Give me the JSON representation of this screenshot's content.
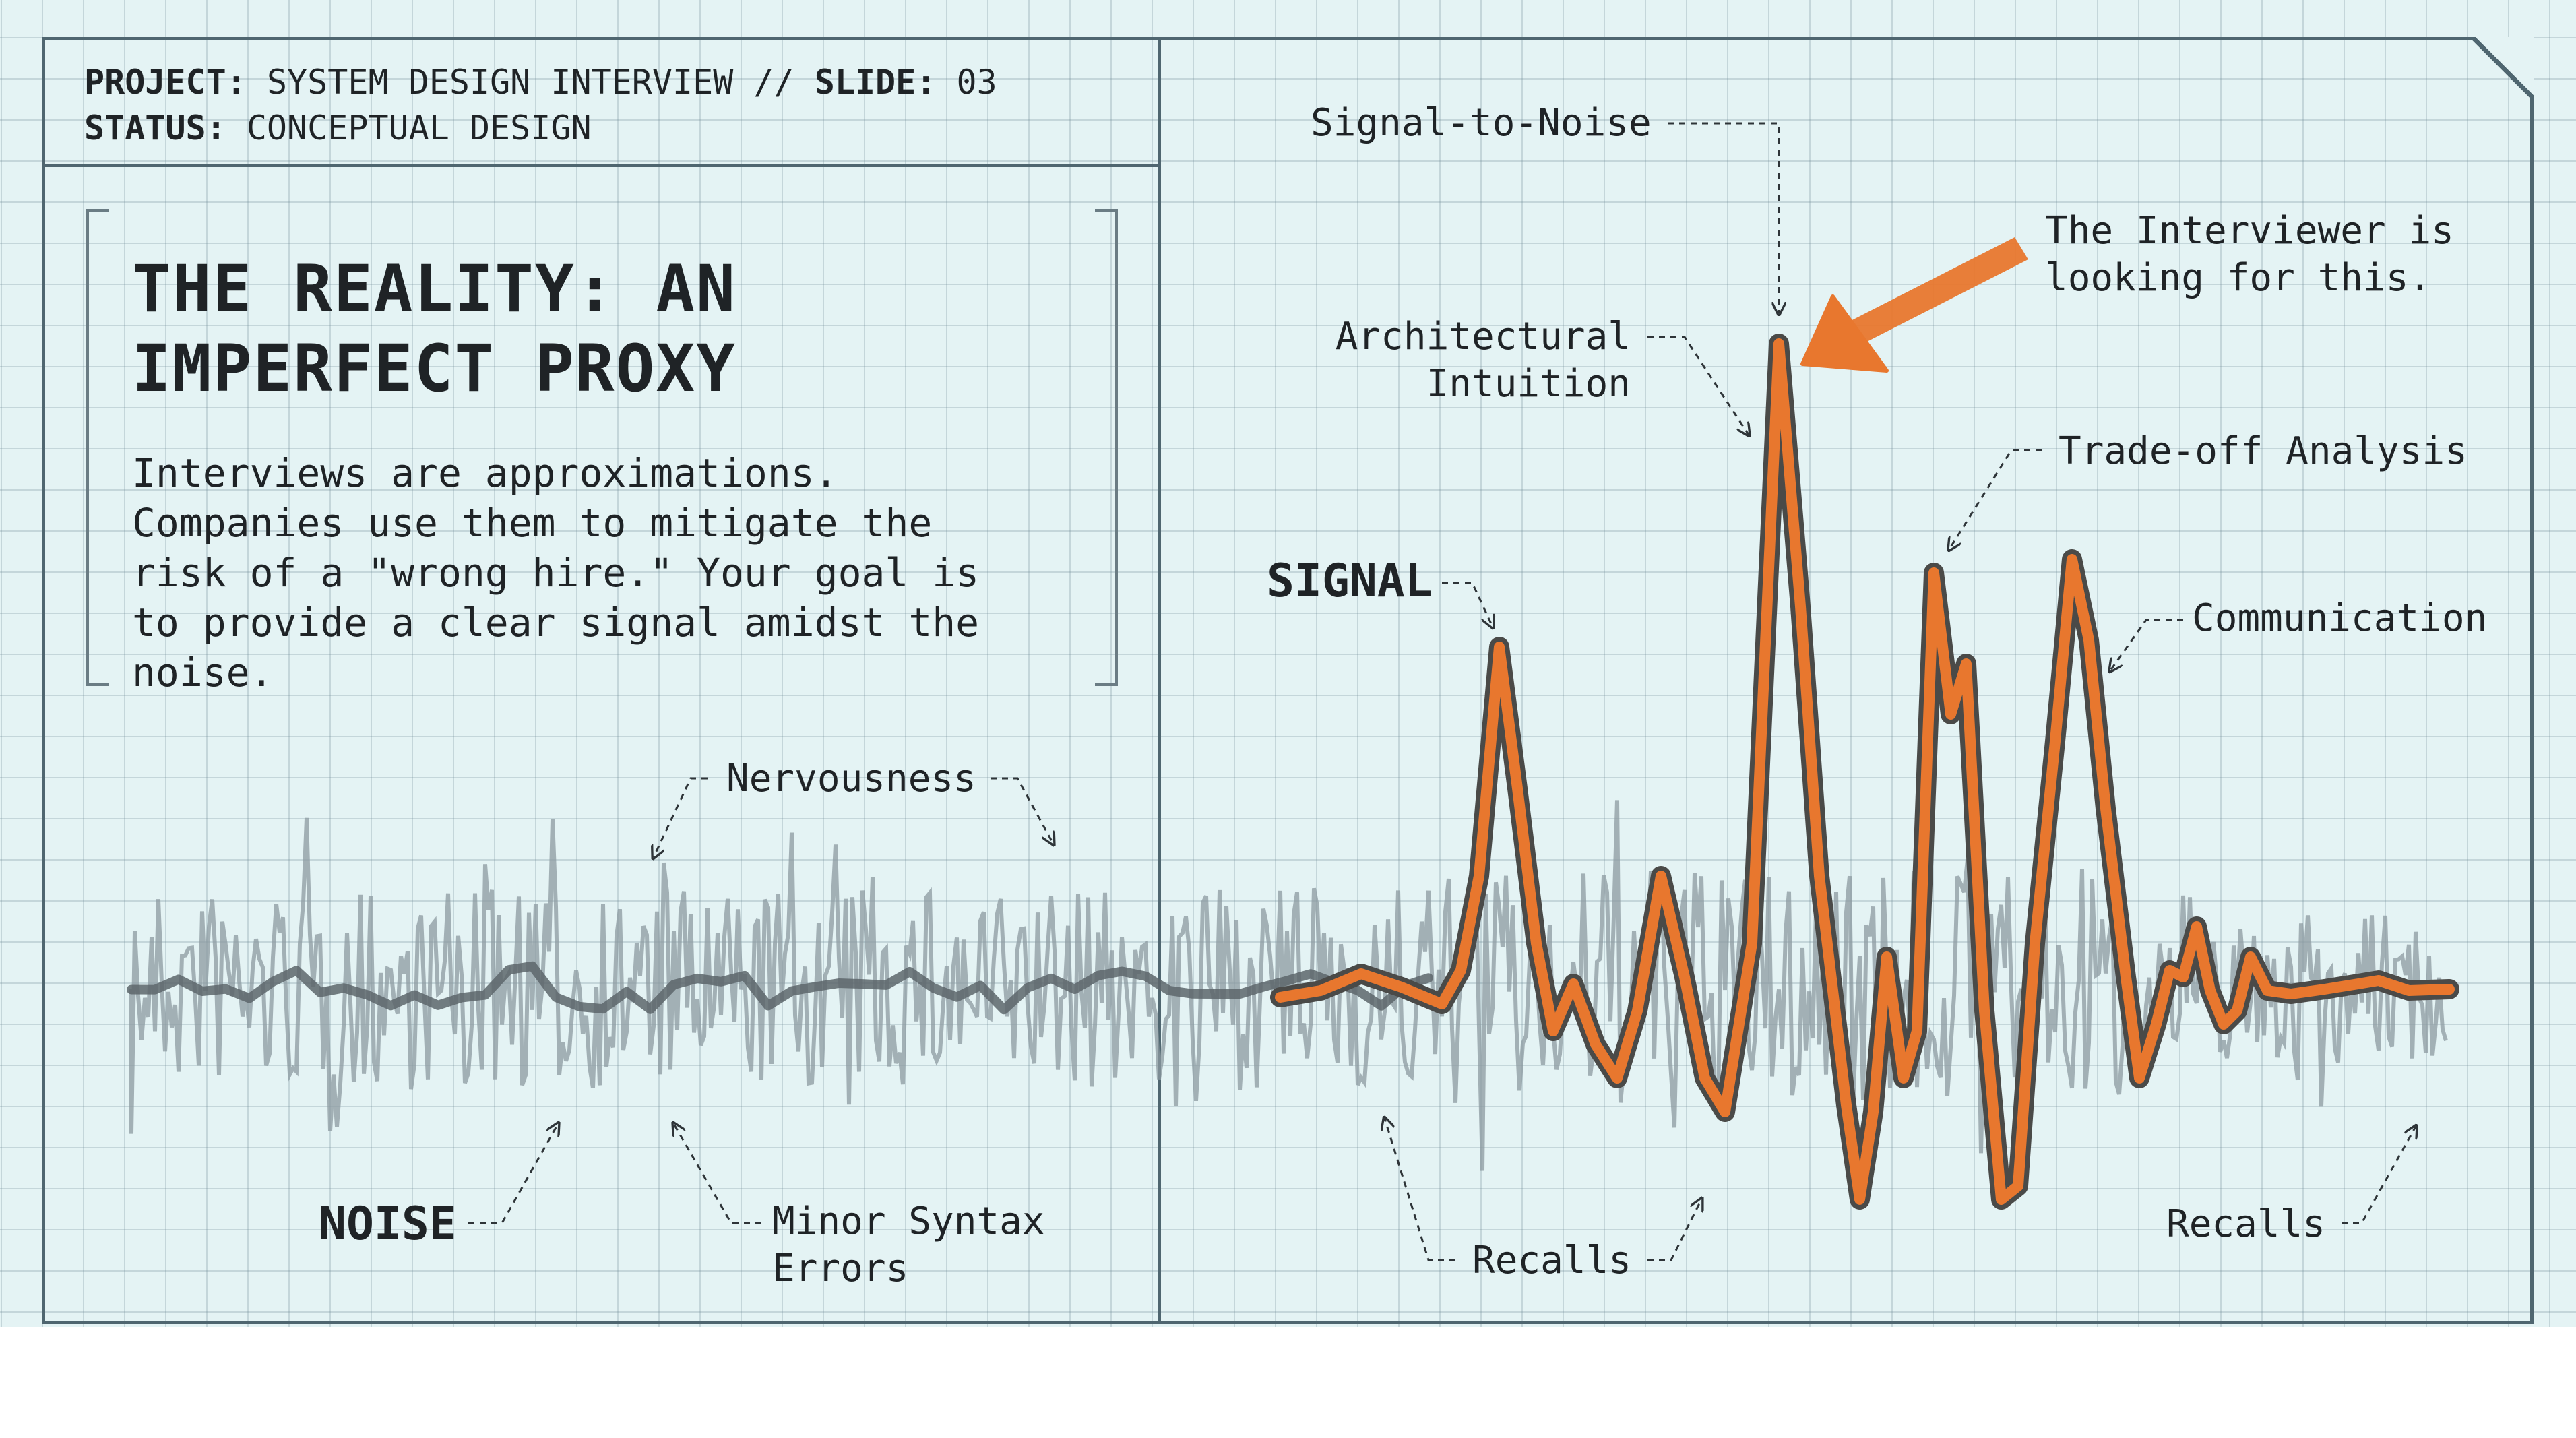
{
  "header": {
    "project_key": "PROJECT:",
    "project_value": "SYSTEM DESIGN INTERVIEW //",
    "slide_key": "SLIDE:",
    "slide_value": "03",
    "status_key": "STATUS:",
    "status_value": "CONCEPTUAL DESIGN"
  },
  "main": {
    "title": "THE REALITY: AN IMPERFECT PROXY",
    "body": "Interviews are approximations.\nCompanies use them to mitigate the\nrisk of a \"wrong hire.\" Your goal is\nto provide a clear signal amidst the\nnoise."
  },
  "labels": {
    "signal_to_noise": "Signal-to-Noise",
    "interviewer": "The Interviewer is\nlooking for this.",
    "architectural_intuition": "Architectural\nIntuition",
    "trade_off": "Trade-off Analysis",
    "signal": "SIGNAL",
    "communication": "Communication",
    "nervousness": "Nervousness",
    "noise": "NOISE",
    "minor_syntax": "Minor Syntax\nErrors",
    "recalls_center": "Recalls",
    "recalls_right": "Recalls"
  },
  "colors": {
    "background": "#e4f3f4",
    "grid_line": "#6e8c96",
    "frame": "#4f6670",
    "text": "#1f2326",
    "noise_gray": "#8c9aa0",
    "noise_line": "#5d666b",
    "signal_orange": "#e8772e",
    "signal_outline": "#4a4a48"
  }
}
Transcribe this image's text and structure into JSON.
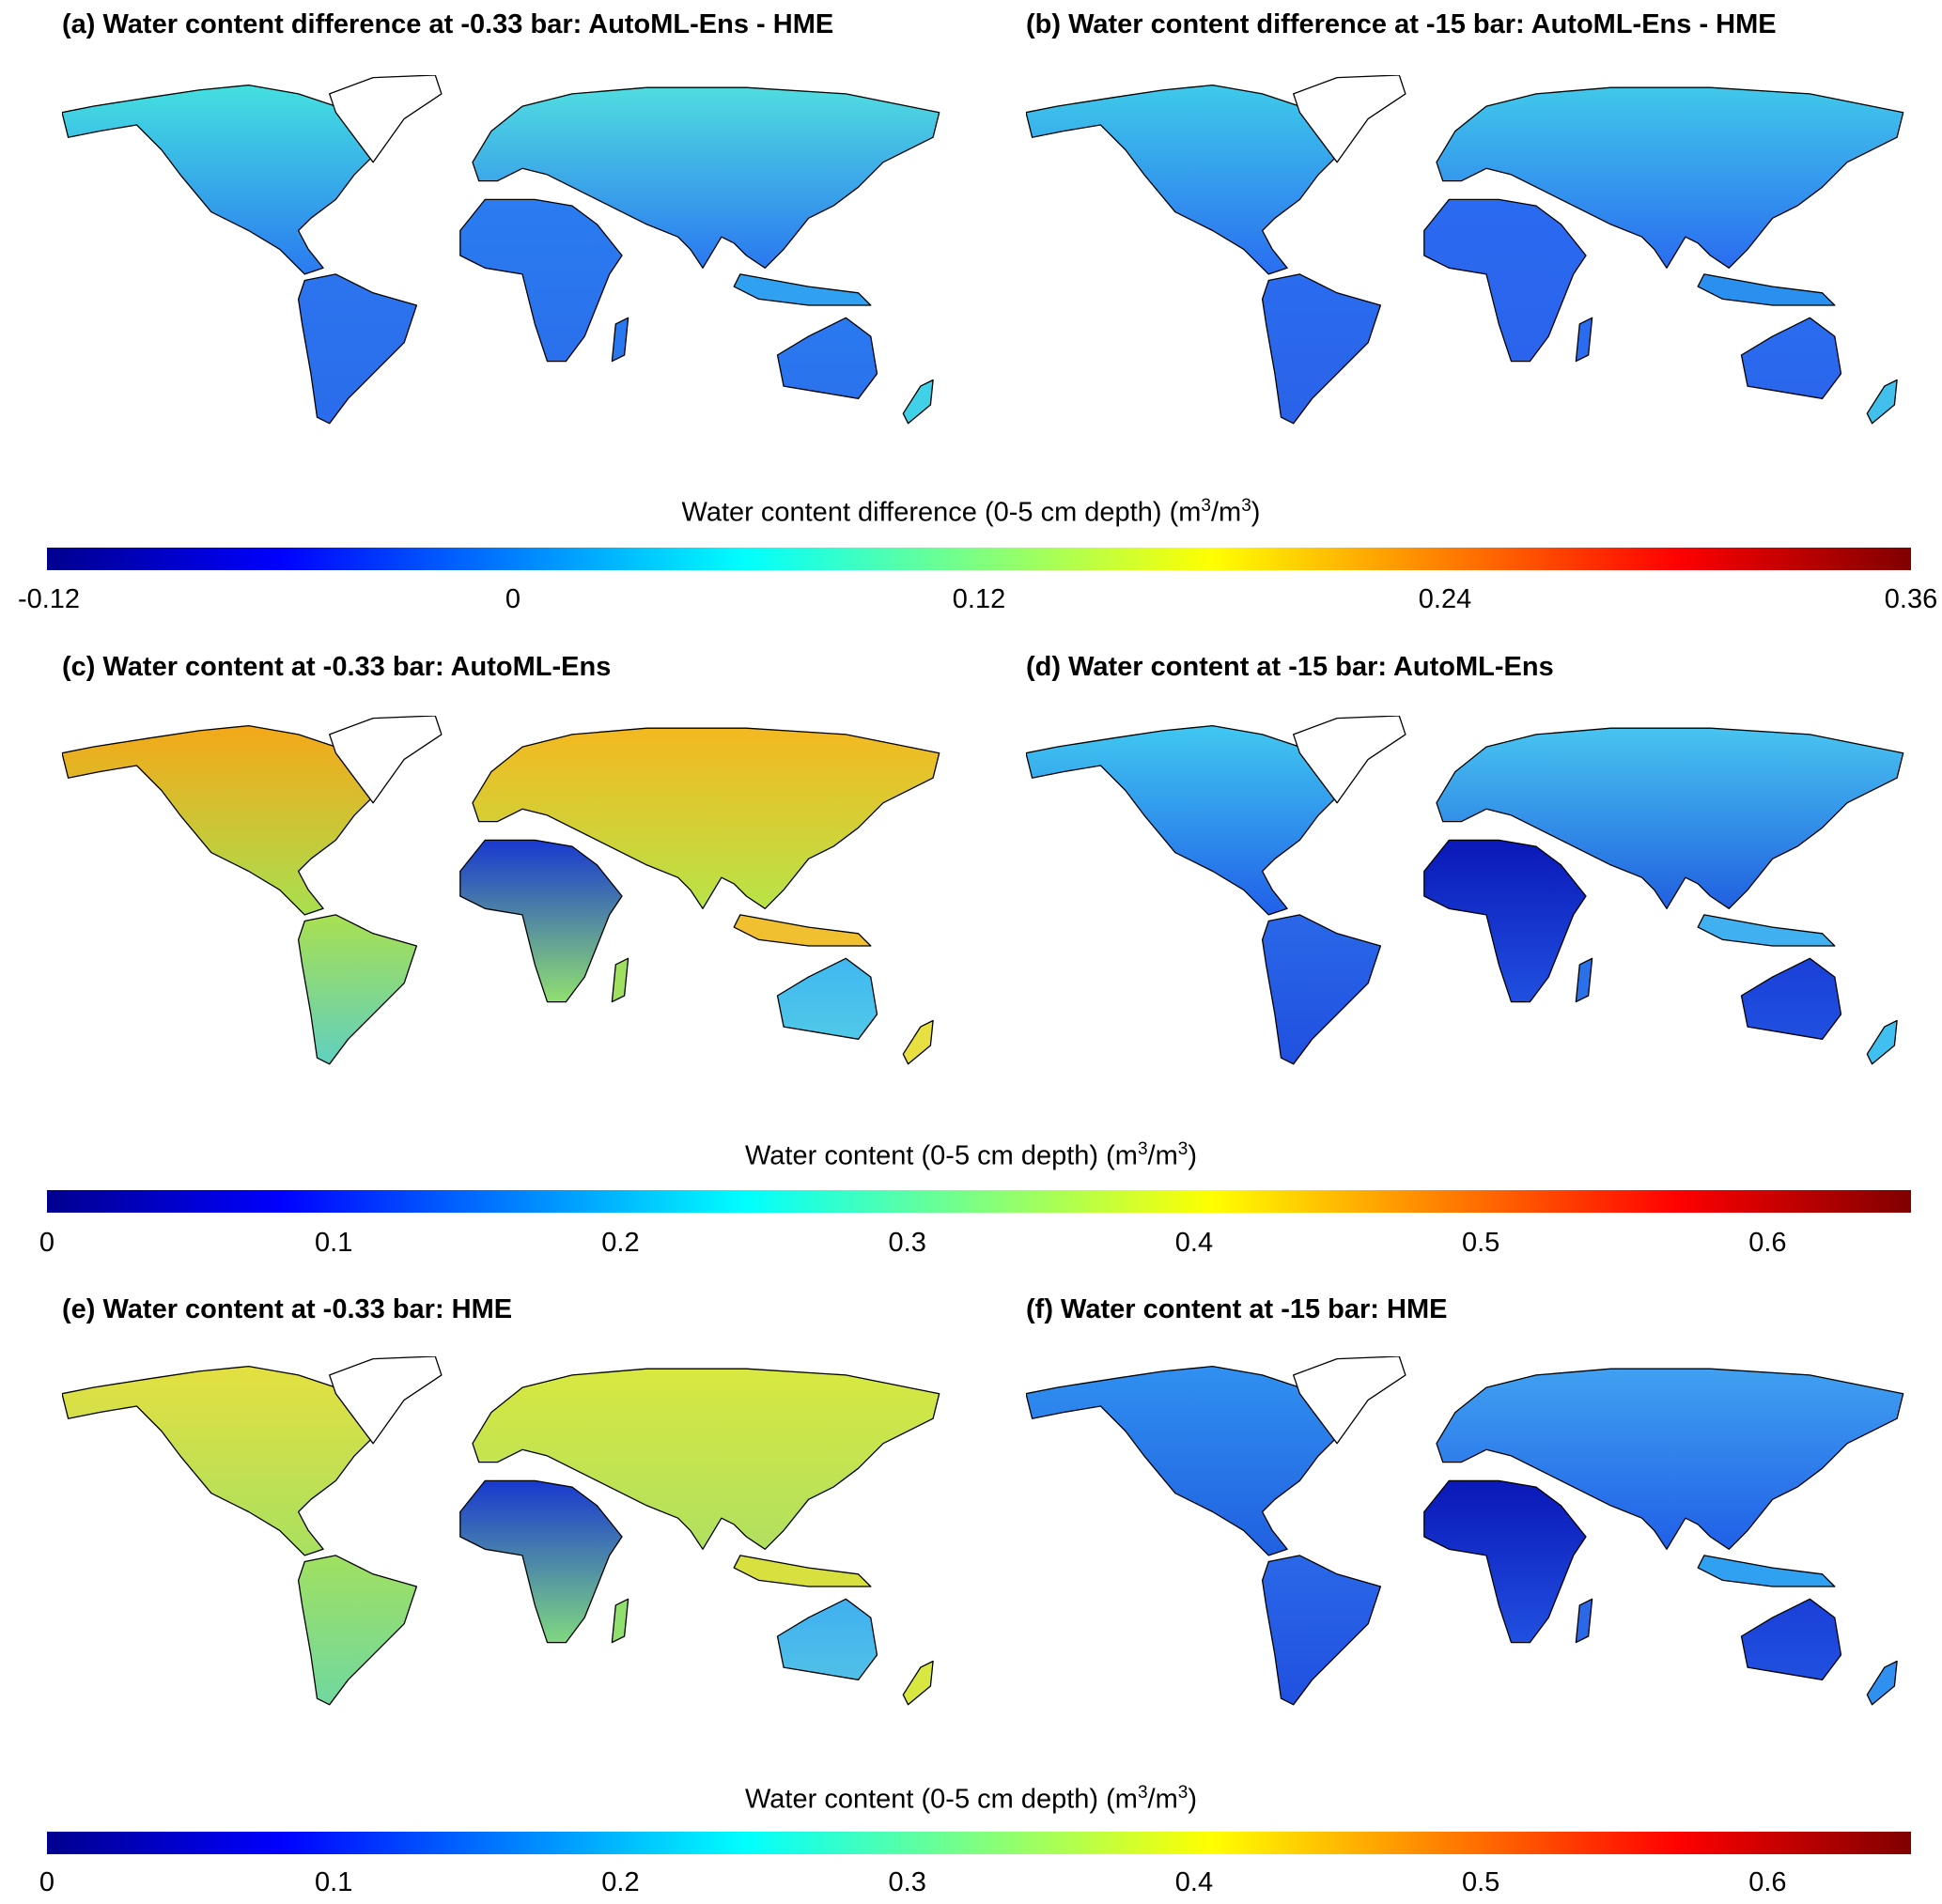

────

Reproduce the data verbatim. Do not carry any picture into the copy.

Give me the JSON representation of this screenshot's content.
{
  "header": {
    "project_key": "PROJECT:",
    "project_value": "SYSTEM DESIGN INTERVIEW //",
    "slide_key": "SLIDE:",
    "slide_value": "03",
    "status_key": "STATUS:",
    "status_value": "CONCEPTUAL DESIGN"
  },
  "main": {
    "title": "THE REALITY: AN IMPERFECT PROXY",
    "body": "Interviews are approximations.\nCompanies use them to mitigate the\nrisk of a \"wrong hire.\" Your goal is\nto provide a clear signal amidst the\nnoise."
  },
  "labels": {
    "signal_to_noise": "Signal-to-Noise",
    "interviewer": "The Interviewer is\nlooking for this.",
    "architectural_intuition": "Architectural\nIntuition",
    "trade_off": "Trade-off Analysis",
    "signal": "SIGNAL",
    "communication": "Communication",
    "nervousness": "Nervousness",
    "noise": "NOISE",
    "minor_syntax": "Minor Syntax\nErrors",
    "recalls_center": "Recalls",
    "recalls_right": "Recalls"
  },
  "colors": {
    "background": "#e4f3f4",
    "grid_line": "#6e8c96",
    "frame": "#4f6670",
    "text": "#1f2326",
    "noise_gray": "#8c9aa0",
    "noise_line": "#5d666b",
    "signal_orange": "#e8772e",
    "signal_outline": "#4a4a48"
  }
}
Transcribe this image's text and structure into JSON.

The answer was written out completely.